Find each line in the following listing that has the string "Fritz", then state the count and nothing else.

SUPPLIED RECORDS ::
:::::
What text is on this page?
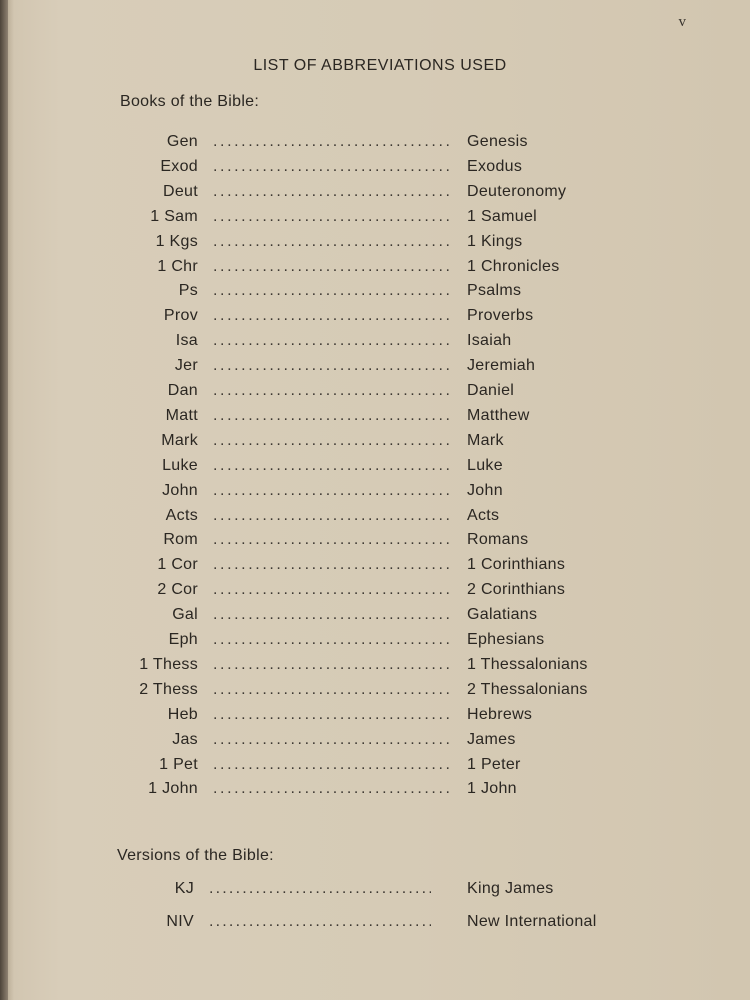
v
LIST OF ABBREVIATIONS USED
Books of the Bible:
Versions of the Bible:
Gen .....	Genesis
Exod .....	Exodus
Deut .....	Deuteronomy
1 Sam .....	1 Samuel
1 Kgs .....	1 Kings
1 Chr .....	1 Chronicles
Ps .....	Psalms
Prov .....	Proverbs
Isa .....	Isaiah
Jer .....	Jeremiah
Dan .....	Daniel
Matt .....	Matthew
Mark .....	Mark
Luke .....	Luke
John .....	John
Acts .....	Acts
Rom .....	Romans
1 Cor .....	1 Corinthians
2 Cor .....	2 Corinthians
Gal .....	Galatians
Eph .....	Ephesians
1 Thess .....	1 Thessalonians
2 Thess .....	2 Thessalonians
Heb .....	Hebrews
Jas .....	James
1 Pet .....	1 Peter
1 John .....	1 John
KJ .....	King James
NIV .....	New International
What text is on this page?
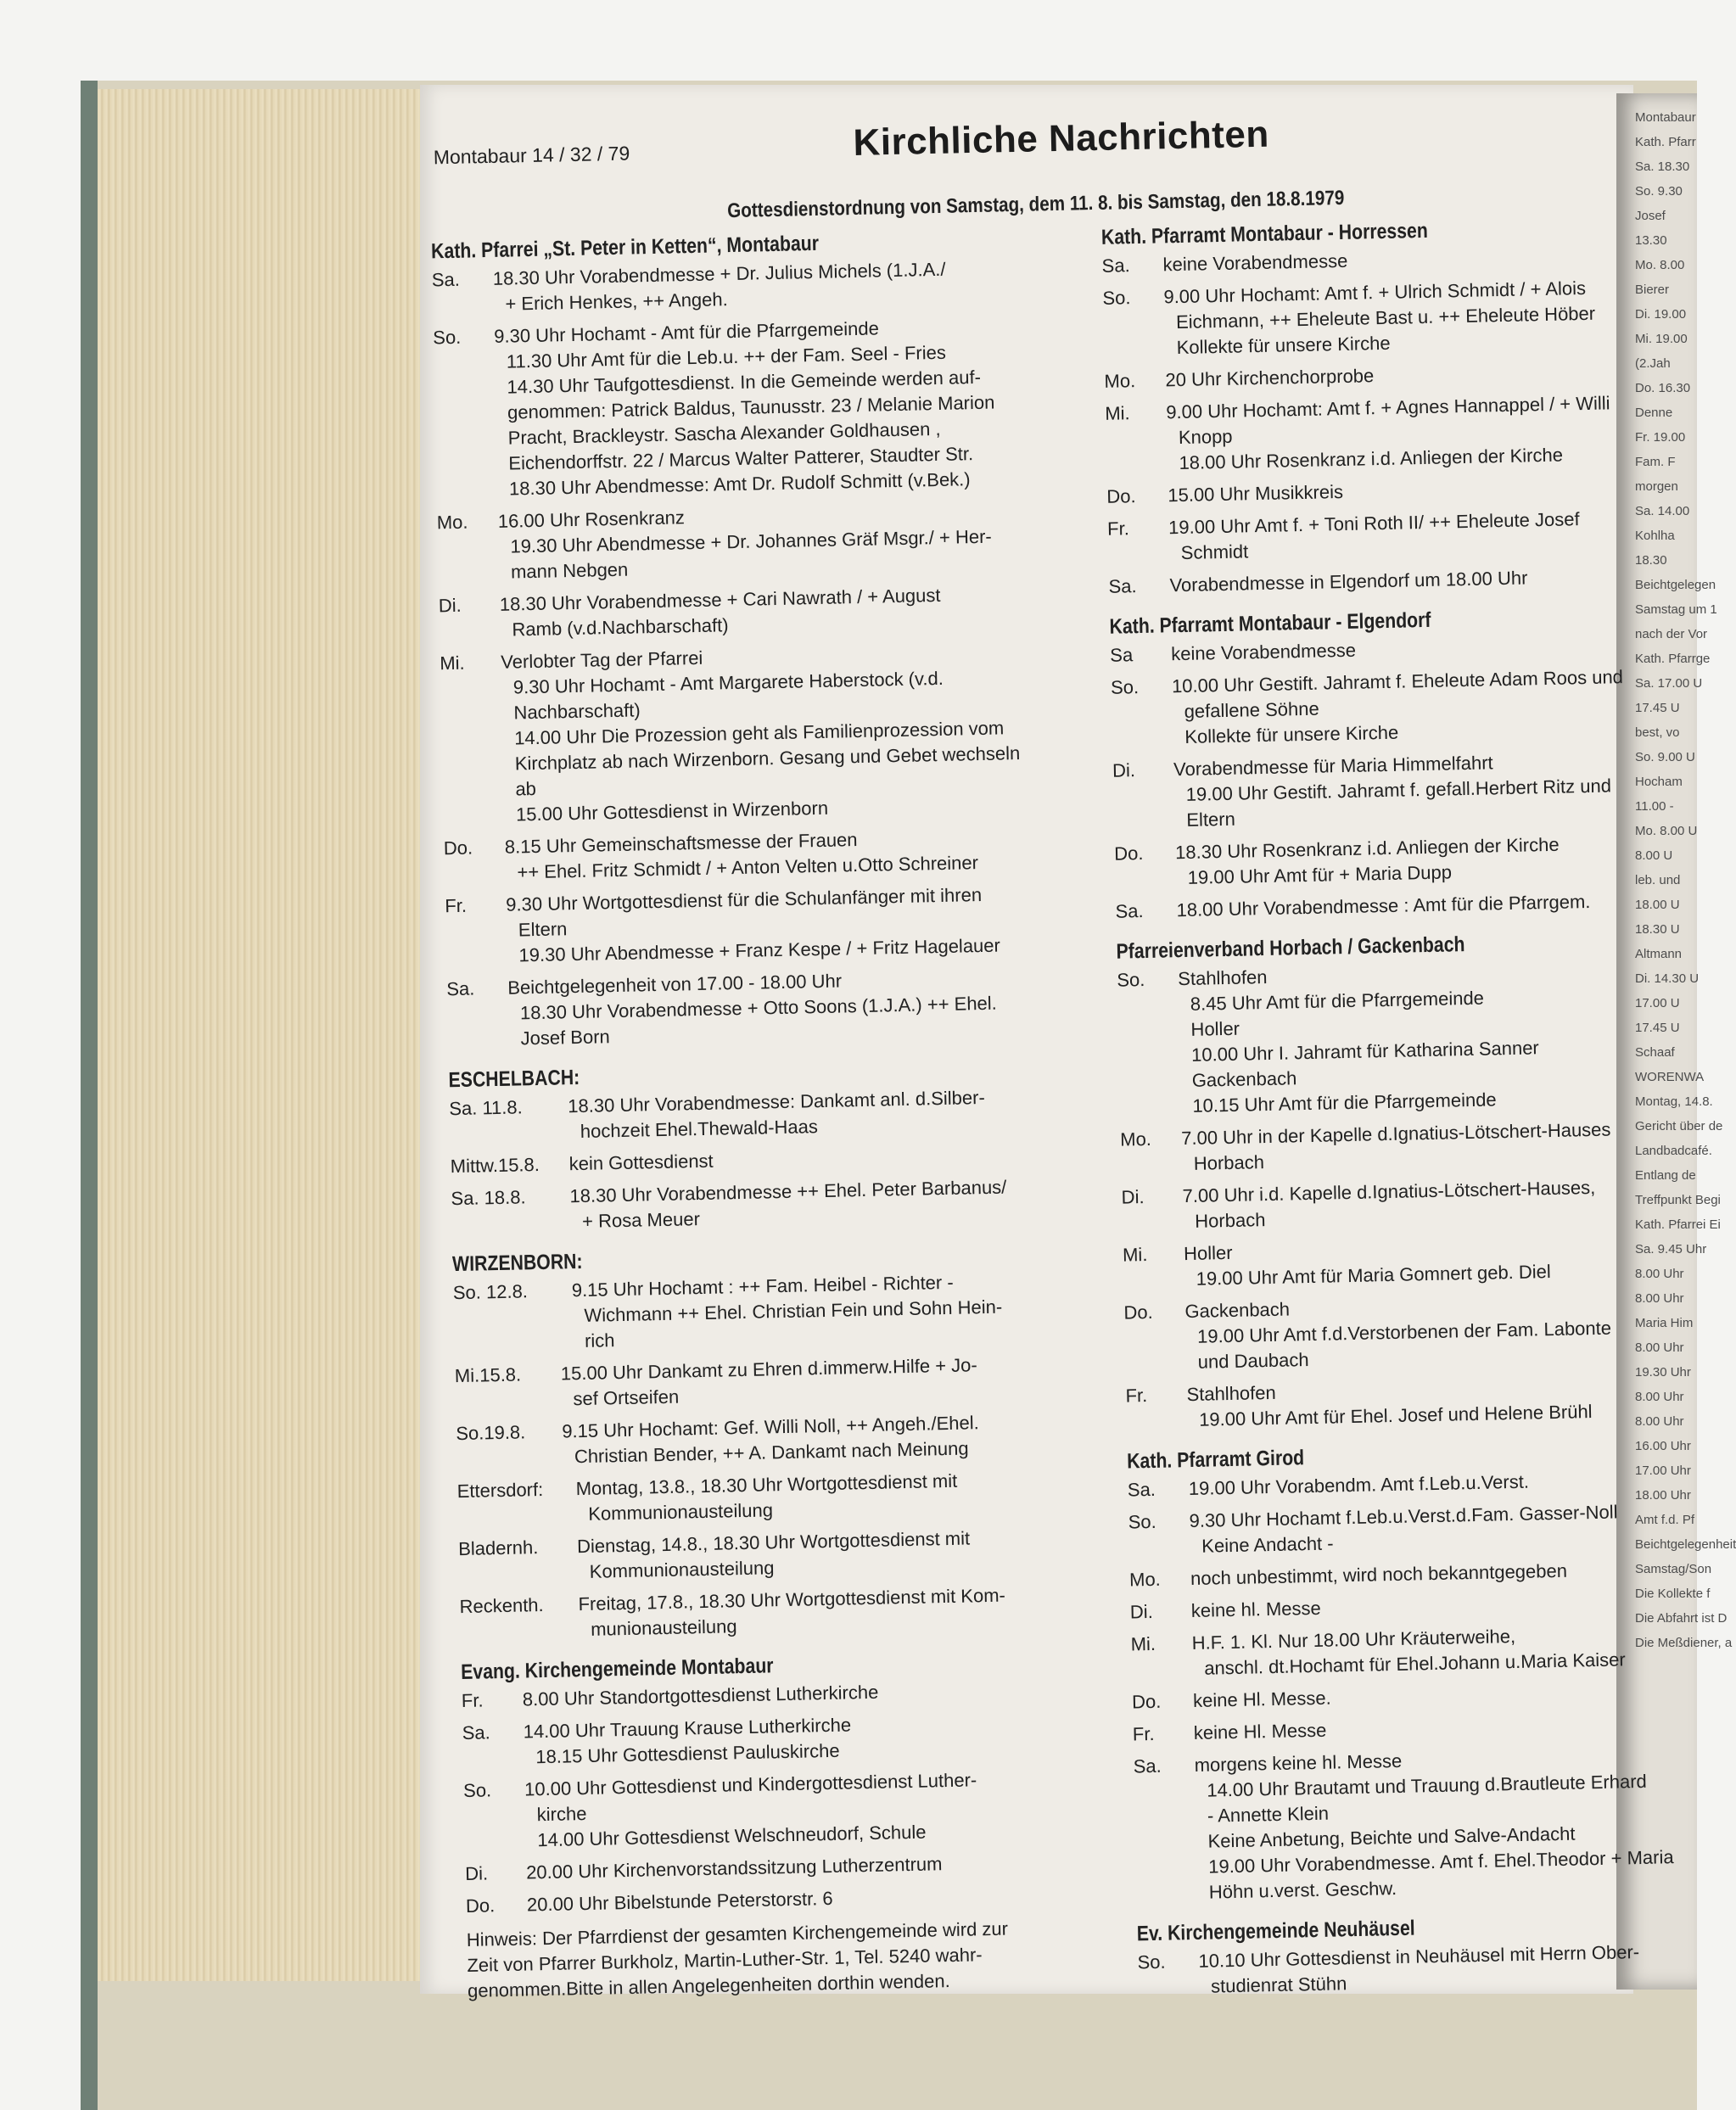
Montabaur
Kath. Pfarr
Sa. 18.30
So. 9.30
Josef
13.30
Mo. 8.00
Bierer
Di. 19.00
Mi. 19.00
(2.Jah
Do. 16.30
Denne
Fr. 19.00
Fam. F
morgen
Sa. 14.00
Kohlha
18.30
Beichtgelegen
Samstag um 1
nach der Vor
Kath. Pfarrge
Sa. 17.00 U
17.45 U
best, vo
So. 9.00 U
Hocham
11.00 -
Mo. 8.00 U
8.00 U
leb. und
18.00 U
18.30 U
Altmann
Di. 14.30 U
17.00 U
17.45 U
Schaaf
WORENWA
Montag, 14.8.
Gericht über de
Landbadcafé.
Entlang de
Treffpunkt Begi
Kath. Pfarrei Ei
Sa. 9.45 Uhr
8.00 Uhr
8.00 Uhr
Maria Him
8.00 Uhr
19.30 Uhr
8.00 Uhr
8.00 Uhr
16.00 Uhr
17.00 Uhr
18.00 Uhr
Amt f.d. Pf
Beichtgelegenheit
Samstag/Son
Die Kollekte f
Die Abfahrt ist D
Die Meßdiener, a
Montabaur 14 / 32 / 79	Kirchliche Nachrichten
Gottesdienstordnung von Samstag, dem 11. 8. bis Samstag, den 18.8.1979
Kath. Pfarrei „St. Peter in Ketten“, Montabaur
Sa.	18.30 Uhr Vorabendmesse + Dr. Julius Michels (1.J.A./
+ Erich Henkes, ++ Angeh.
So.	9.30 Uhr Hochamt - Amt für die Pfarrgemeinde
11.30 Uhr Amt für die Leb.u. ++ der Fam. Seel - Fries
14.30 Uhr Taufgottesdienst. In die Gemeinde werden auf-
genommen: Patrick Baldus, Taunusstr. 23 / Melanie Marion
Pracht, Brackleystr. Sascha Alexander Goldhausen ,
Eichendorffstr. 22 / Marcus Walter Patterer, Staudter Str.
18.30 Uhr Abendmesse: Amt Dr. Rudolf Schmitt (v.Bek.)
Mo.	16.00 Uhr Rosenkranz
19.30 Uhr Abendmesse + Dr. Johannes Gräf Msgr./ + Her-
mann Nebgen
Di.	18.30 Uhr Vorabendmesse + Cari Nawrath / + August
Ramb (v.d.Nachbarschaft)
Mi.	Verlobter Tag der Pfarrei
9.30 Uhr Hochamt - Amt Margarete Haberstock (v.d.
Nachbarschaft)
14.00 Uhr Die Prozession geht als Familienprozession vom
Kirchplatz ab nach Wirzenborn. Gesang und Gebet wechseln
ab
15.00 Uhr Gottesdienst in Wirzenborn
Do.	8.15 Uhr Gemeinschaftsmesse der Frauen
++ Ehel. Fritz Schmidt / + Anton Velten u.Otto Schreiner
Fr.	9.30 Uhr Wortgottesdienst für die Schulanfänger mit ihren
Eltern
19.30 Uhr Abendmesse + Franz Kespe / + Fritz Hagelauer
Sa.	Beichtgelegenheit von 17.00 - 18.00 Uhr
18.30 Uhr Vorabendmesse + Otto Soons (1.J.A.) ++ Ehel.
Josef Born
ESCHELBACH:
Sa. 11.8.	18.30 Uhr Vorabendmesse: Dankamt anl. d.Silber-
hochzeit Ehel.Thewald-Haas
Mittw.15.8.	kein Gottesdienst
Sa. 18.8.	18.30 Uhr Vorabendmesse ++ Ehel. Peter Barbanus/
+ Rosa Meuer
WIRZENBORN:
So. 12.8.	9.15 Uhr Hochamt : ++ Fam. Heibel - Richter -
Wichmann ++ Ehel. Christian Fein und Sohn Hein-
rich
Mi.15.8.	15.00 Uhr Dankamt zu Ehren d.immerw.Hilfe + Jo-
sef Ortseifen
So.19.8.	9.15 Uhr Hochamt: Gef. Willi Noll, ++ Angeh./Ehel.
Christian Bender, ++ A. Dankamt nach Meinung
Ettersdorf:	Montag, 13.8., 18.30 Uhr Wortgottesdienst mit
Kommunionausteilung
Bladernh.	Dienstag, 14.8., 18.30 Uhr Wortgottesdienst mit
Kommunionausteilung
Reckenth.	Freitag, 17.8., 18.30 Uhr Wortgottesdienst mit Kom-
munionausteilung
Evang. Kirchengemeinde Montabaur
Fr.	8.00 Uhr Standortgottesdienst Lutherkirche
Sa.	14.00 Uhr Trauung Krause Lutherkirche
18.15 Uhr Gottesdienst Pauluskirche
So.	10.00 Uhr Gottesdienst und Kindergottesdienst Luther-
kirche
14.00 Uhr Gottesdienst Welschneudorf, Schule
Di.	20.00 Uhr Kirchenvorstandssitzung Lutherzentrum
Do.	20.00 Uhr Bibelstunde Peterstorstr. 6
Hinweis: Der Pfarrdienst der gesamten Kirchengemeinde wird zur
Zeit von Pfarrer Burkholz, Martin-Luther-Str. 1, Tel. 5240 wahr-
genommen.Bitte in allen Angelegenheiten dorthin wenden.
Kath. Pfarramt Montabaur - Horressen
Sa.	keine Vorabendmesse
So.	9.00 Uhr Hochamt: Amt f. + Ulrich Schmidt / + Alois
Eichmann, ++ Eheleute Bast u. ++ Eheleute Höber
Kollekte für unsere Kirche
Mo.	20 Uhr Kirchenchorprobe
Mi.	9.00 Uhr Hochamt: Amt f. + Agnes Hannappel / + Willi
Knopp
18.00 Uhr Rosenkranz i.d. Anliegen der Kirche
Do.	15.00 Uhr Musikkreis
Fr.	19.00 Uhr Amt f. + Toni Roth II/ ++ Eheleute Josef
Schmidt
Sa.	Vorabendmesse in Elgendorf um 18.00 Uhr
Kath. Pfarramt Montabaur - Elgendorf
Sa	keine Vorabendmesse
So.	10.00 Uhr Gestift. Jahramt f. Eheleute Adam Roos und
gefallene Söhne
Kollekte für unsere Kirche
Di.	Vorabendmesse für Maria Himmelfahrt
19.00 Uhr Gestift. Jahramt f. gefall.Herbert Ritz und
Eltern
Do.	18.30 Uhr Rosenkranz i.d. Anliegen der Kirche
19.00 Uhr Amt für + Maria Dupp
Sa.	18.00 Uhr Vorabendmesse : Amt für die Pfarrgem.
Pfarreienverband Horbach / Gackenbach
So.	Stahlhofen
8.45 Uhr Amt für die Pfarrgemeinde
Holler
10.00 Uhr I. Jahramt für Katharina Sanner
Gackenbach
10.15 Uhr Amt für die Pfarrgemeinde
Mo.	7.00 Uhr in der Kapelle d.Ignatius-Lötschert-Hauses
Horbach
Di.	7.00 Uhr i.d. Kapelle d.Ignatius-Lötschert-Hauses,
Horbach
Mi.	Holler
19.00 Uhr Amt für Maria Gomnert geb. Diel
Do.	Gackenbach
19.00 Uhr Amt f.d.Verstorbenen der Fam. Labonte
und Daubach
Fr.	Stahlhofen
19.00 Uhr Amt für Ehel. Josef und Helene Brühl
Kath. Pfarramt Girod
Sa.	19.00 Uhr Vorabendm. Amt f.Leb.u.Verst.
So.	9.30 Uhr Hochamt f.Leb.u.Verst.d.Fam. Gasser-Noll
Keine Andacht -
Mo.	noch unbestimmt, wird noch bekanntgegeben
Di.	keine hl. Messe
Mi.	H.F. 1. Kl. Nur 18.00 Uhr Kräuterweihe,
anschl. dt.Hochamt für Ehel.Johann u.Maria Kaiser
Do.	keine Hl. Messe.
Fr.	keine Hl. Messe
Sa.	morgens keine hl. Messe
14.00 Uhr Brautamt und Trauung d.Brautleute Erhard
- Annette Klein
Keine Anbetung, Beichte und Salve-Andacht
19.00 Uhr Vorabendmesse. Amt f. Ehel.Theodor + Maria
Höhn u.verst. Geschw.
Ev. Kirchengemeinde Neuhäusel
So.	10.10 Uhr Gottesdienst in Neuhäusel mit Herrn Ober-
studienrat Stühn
:::::
TASK RESULT ::
2